[Begin Data entries]
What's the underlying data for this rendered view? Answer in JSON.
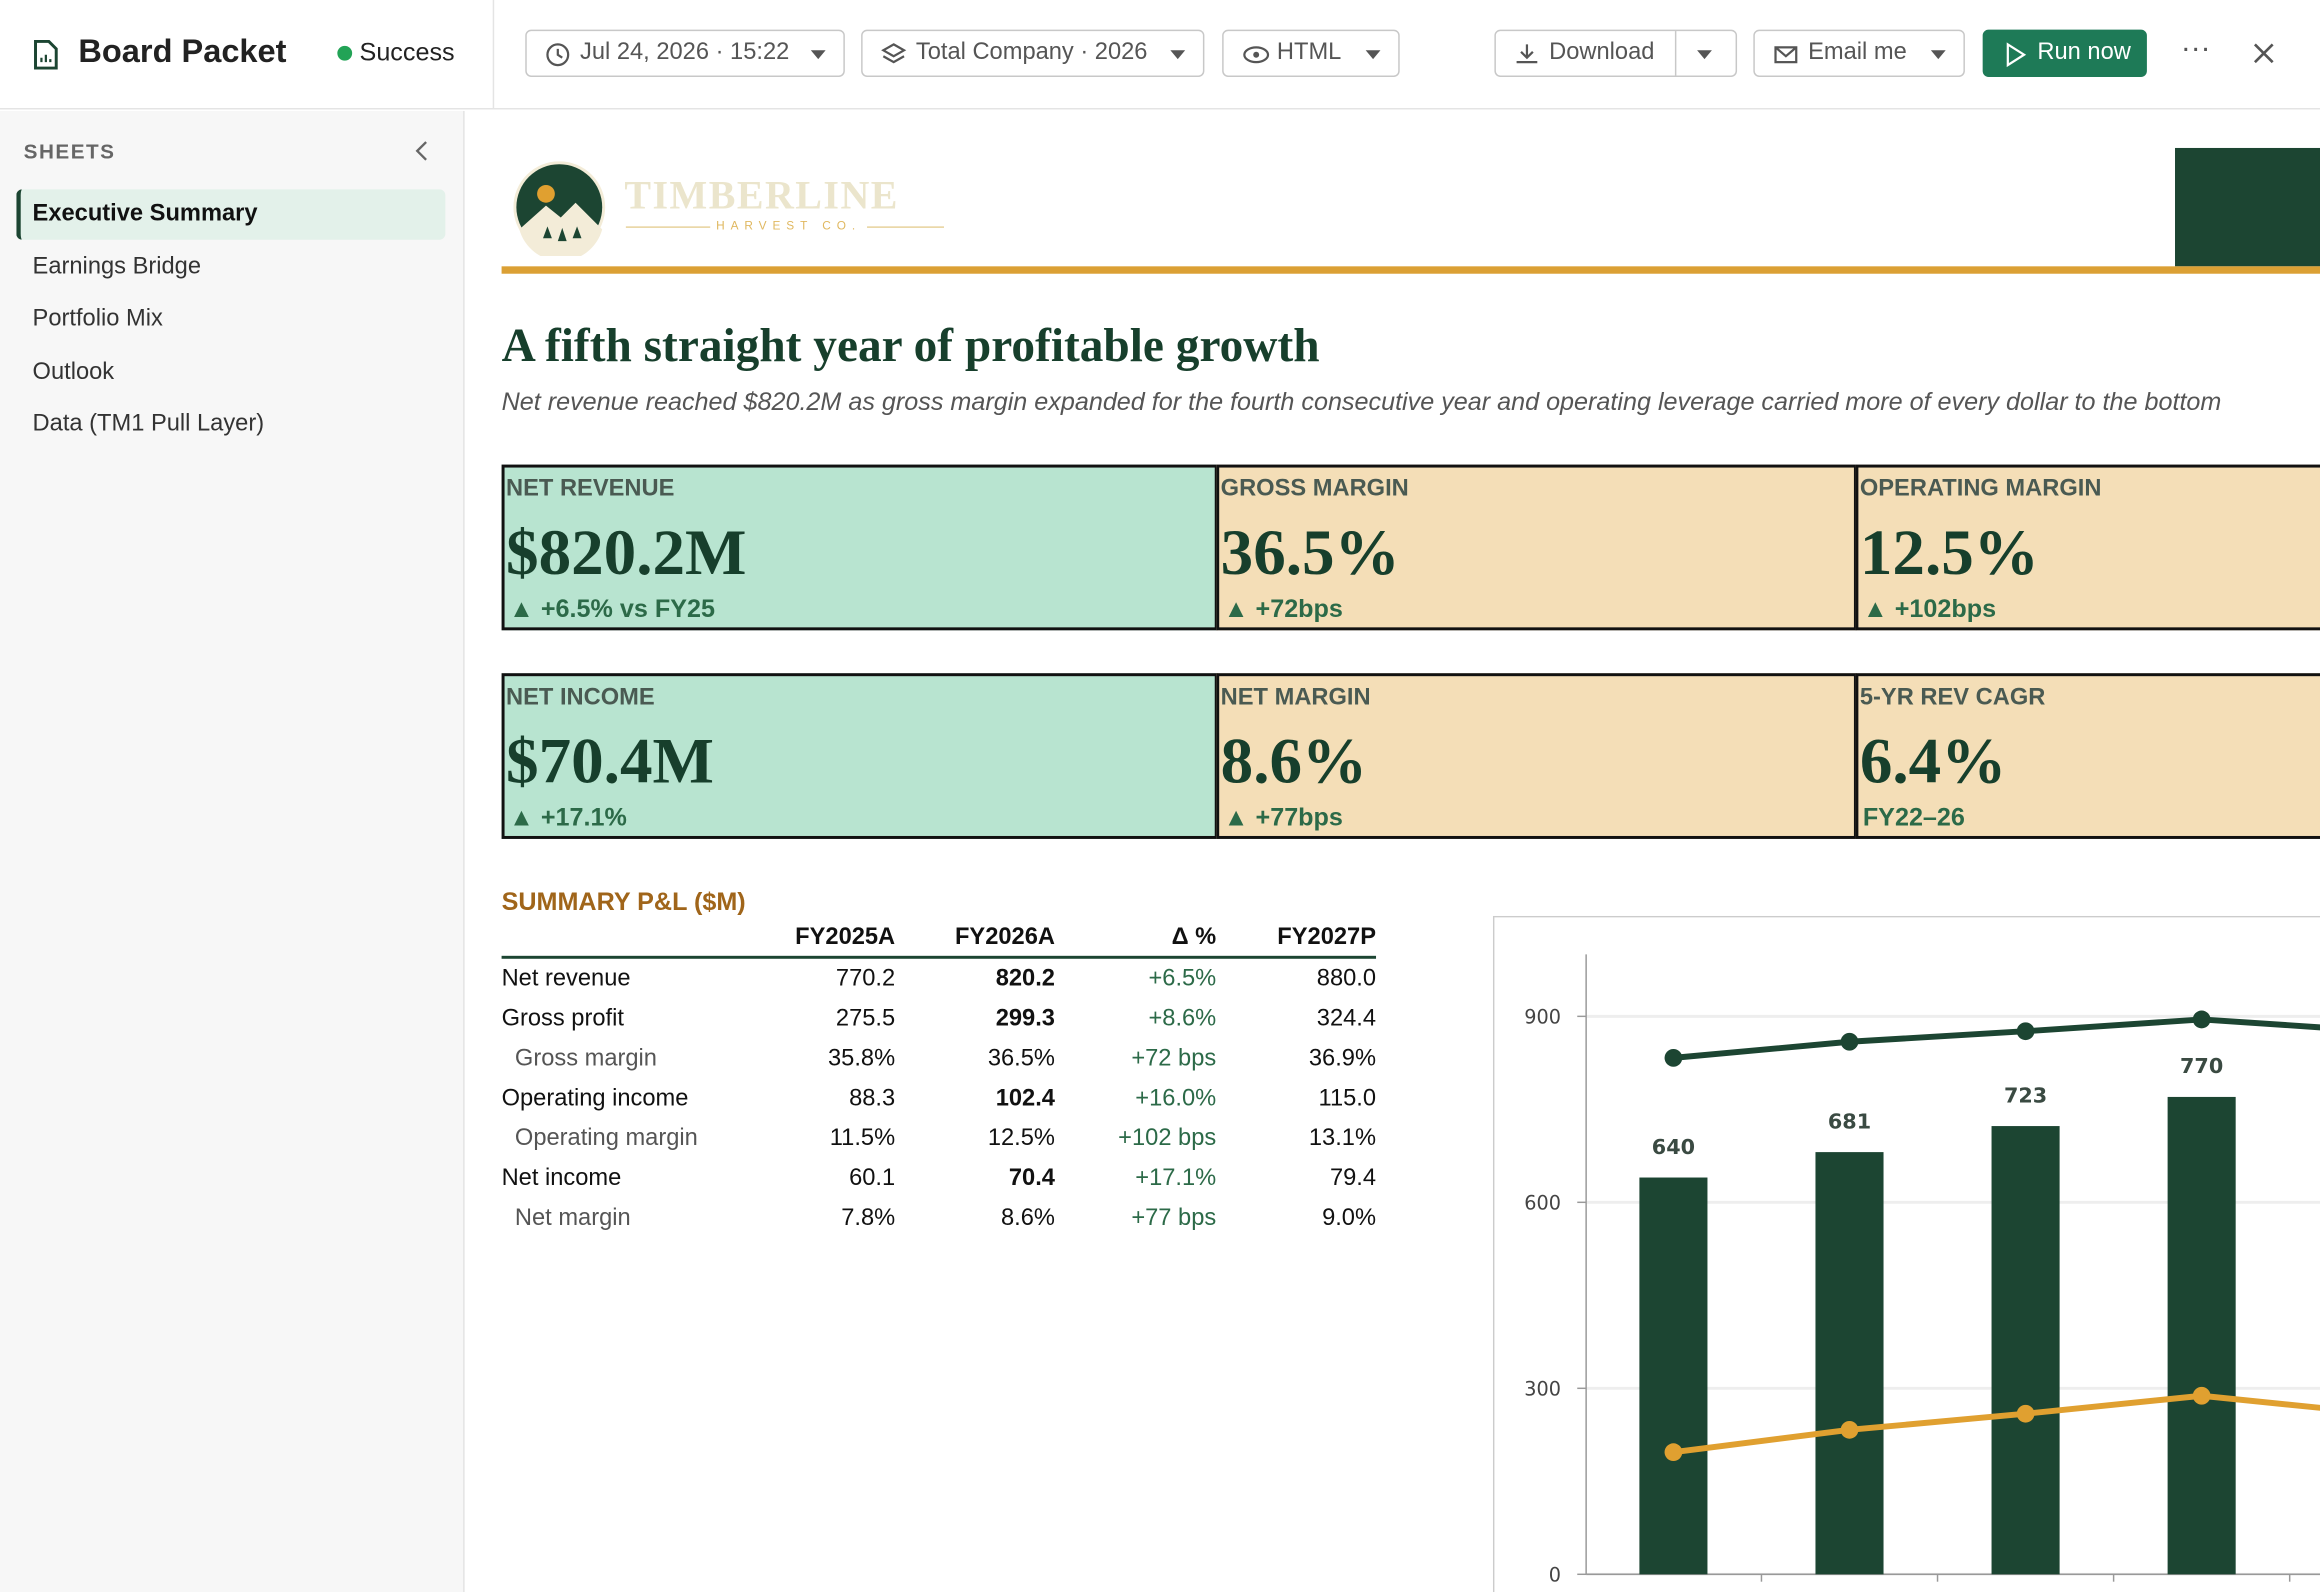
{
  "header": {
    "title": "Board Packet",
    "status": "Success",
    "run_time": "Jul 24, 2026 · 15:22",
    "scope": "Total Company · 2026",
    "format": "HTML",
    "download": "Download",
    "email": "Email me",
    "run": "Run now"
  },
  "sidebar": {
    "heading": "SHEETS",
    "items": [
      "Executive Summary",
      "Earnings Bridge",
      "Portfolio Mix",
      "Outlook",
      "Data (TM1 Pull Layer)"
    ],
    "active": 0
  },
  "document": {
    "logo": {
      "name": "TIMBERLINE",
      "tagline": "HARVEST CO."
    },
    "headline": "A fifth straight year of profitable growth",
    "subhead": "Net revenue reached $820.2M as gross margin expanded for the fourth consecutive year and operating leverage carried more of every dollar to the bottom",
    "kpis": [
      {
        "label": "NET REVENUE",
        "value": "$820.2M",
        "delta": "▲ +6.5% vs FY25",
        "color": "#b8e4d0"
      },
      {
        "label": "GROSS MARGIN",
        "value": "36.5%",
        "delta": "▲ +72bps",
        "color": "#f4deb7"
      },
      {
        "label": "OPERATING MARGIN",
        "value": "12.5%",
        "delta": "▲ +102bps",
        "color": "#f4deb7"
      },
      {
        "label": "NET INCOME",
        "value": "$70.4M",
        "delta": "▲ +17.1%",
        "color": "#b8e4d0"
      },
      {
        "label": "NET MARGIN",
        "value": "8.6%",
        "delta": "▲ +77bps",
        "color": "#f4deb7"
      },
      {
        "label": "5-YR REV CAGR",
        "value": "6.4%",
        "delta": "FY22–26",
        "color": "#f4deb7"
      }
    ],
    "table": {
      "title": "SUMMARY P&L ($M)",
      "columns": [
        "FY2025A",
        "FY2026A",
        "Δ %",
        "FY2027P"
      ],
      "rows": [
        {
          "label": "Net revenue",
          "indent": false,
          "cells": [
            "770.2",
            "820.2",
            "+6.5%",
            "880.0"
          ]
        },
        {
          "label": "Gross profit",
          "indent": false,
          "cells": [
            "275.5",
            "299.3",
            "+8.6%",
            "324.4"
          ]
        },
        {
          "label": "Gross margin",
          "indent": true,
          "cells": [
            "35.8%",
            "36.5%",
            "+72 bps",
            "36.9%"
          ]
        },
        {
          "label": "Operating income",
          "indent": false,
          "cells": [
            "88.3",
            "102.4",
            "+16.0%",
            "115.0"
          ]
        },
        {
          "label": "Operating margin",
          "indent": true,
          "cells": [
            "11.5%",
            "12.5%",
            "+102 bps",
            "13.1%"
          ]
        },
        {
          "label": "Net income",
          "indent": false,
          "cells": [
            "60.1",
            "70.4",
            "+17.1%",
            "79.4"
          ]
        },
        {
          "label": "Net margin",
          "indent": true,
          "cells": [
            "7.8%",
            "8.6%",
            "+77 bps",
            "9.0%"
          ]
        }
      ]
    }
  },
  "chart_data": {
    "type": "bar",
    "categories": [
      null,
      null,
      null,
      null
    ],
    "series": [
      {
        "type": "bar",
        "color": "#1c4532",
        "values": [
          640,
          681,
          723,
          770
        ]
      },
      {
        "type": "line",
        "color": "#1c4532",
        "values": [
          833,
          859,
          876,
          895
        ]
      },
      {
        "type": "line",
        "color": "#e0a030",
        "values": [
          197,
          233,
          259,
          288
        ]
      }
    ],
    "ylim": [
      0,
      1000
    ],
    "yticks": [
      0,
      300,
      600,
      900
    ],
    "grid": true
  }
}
[End Data entries]
[Begin Data entries]
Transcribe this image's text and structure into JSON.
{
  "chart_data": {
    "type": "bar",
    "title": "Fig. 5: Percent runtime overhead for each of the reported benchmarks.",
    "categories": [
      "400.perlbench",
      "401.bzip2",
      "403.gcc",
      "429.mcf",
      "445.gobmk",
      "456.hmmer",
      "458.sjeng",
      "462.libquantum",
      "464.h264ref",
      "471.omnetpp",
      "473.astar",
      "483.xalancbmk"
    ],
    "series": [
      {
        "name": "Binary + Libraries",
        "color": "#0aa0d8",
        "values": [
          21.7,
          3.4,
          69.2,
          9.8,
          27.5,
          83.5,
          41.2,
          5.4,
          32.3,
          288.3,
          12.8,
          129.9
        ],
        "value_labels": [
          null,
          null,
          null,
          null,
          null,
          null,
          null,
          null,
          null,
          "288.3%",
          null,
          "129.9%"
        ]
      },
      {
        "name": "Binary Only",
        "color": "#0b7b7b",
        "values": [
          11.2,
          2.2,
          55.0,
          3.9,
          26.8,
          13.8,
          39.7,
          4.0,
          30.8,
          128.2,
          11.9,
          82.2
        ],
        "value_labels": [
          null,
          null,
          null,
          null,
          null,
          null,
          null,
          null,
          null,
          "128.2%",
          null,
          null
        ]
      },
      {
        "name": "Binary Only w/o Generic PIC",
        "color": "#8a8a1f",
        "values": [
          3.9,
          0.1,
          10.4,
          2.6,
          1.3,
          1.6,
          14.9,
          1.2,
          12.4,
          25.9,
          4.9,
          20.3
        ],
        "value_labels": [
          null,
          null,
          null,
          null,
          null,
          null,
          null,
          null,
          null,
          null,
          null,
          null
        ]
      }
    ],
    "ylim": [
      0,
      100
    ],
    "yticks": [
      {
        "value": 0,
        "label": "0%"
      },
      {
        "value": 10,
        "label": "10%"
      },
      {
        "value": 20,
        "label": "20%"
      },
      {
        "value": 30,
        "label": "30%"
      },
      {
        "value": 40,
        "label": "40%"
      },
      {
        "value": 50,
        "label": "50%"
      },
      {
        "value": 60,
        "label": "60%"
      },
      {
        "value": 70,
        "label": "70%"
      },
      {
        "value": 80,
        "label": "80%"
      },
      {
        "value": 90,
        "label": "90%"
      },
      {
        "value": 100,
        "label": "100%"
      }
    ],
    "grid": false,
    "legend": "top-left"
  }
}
[End Data entries]
## Instructions to follow
In the material above, find each line that contains the word "JSON", and select it.

## The result
What's the underlying data for this rendered view? Answer in JSON.
Transcribe this image's text and structure into JSON.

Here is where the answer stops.